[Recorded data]
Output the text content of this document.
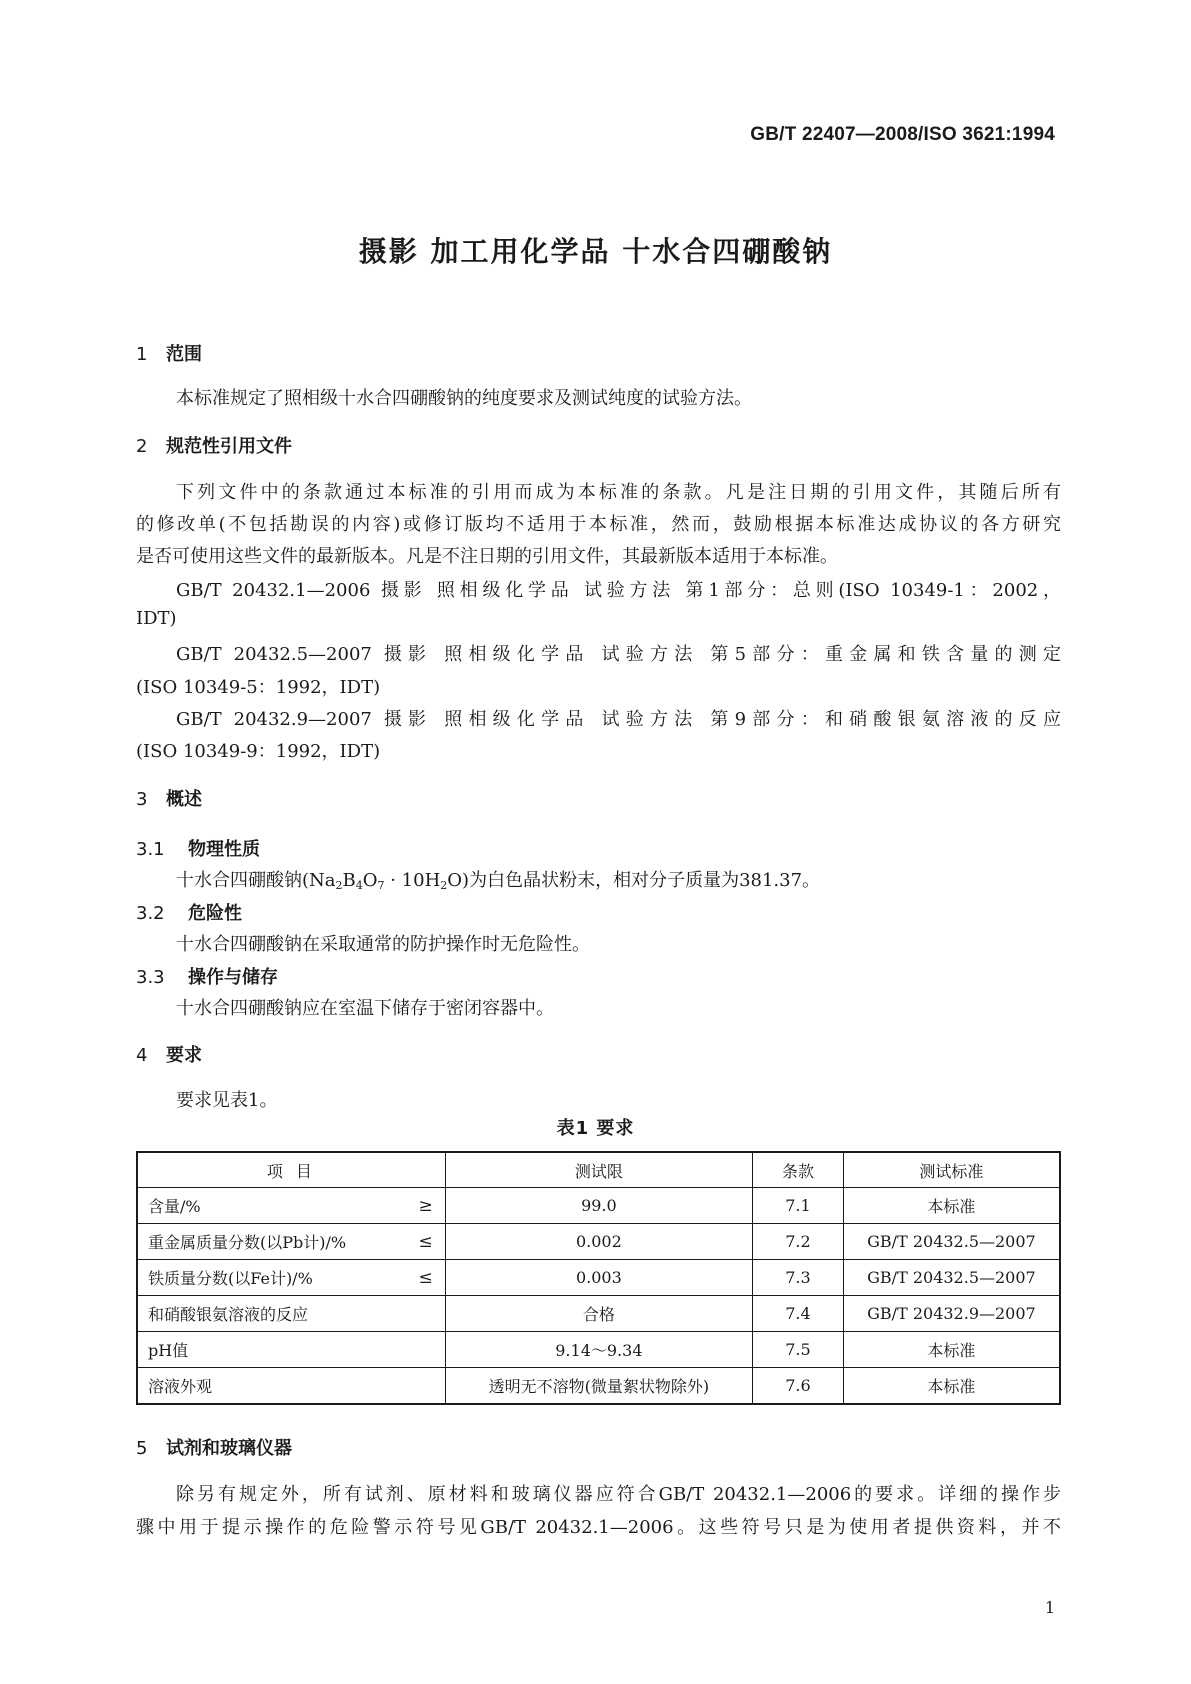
GB/T 22407—2008/ISO 3621:1994
摄影 加工用化学品 十水合四硼酸钠
1 范围
本标准规定了照相级十水合四硼酸钠的纯度要求及测试纯度的试验方法。
2 规范性引用文件
下列文件中的条款通过本标准的引用而成为本标准的条款。凡是注日期的引用文件，其随后所有
的修改单(不包括勘误的内容)或修订版均不适用于本标准，然而，鼓励根据本标准达成协议的各方研究
是否可使用这些文件的最新版本。凡是不注日期的引用文件，其最新版本适用于本标准。
GB/T 20432.1—2006 摄影 照相级化学品 试验方法 第1部分：总则(ISO 10349-1：2002，
IDT)
GB/T 20432.5—2007 摄影 照相级化学品 试验方法 第5部分：重金属和铁含量的测定
(ISO 10349-5：1992，IDT)
GB/T 20432.9—2007 摄影 照相级化学品 试验方法 第9部分：和硝酸银氨溶液的反应
(ISO 10349-9：1992，IDT)
3 概述
3.1 物理性质
十水合四硼酸钠$(Na_2B_4O_7 \cdot 10H_2O)$为白色晶状粉末，相对分子质量为381.37。
3.2 危险性
十水合四硼酸钠在采取通常的防护操作时无危险性。
3.3 操作与储存
十水合四硼酸钠应在室温下储存于密闭容器中。
4 要求
要求见表1。
表1 要求
项 目	测试限	条款	测试标准
含量/% ≥	99.0	7.1	本标准
重金属质量分数(以Pb计)/% ≤	0.002	7.2	GB/T 20432.5—2007
铁质量分数(以Fe计)/% ≤	0.003	7.3	GB/T 20432.5—2007
和硝酸银氨溶液的反应	合格	7.4	GB/T 20432.9—2007
pH值	9.14～9.34	7.5	本标准
溶液外观	透明无不溶物(微量絮状物除外)	7.6	本标准
5 试剂和玻璃仪器
除另有规定外，所有试剂、原材料和玻璃仪器应符合GB/T 20432.1—2006的要求。详细的操作步
骤中用于提示操作的危险警示符号见GB/T 20432.1—2006。这些符号只是为使用者提供资料，并不
1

- [GIVEN REQUEST]: Write the material out again exactly as it appears, dropping the pictures.

- [ANSWER TO THIS PROBLEM]:
Output the text content of this document.
GB/T 22407—2008/ISO 3621:1994
摄影 加工用化学品 十水合四硼酸钠
1 范围
本标准规定了照相级十水合四硼酸钠的纯度要求及测试纯度的试验方法。
2 规范性引用文件
下列文件中的条款通过本标准的引用而成为本标准的条款。凡是注日期的引用文件，其随后所有
的修改单(不包括勘误的内容)或修订版均不适用于本标准，然而，鼓励根据本标准达成协议的各方研究
是否可使用这些文件的最新版本。凡是不注日期的引用文件，其最新版本适用于本标准。
GB/T 20432.1—2006 摄影 照相级化学品 试验方法 第1部分：总则(ISO 10349-1：2002，
IDT)
GB/T 20432.5—2007 摄影 照相级化学品 试验方法 第5部分：重金属和铁含量的测定
(ISO 10349-5：1992，IDT)
GB/T 20432.9—2007 摄影 照相级化学品 试验方法 第9部分：和硝酸银氨溶液的反应
(ISO 10349-9：1992，IDT)
3 概述
3.1 物理性质
十水合四硼酸钠$(Na_2B_4O_7 \cdot 10H_2O)$为白色晶状粉末，相对分子质量为381.37。
3.2 危险性
十水合四硼酸钠在采取通常的防护操作时无危险性。
3.3 操作与储存
十水合四硼酸钠应在室温下储存于密闭容器中。
4 要求
要求见表1。
表1 要求
项 目	测试限	条款	测试标准
含量/% ≥	99.0	7.1	本标准
重金属质量分数(以Pb计)/% ≤	0.002	7.2	GB/T 20432.5—2007
铁质量分数(以Fe计)/% ≤	0.003	7.3	GB/T 20432.5—2007
和硝酸银氨溶液的反应	合格	7.4	GB/T 20432.9—2007
pH值	9.14～9.34	7.5	本标准
溶液外观	透明无不溶物(微量絮状物除外)	7.6	本标准
5 试剂和玻璃仪器
除另有规定外，所有试剂、原材料和玻璃仪器应符合GB/T 20432.1—2006的要求。详细的操作步
骤中用于提示操作的危险警示符号见GB/T 20432.1—2006。这些符号只是为使用者提供资料，并不
1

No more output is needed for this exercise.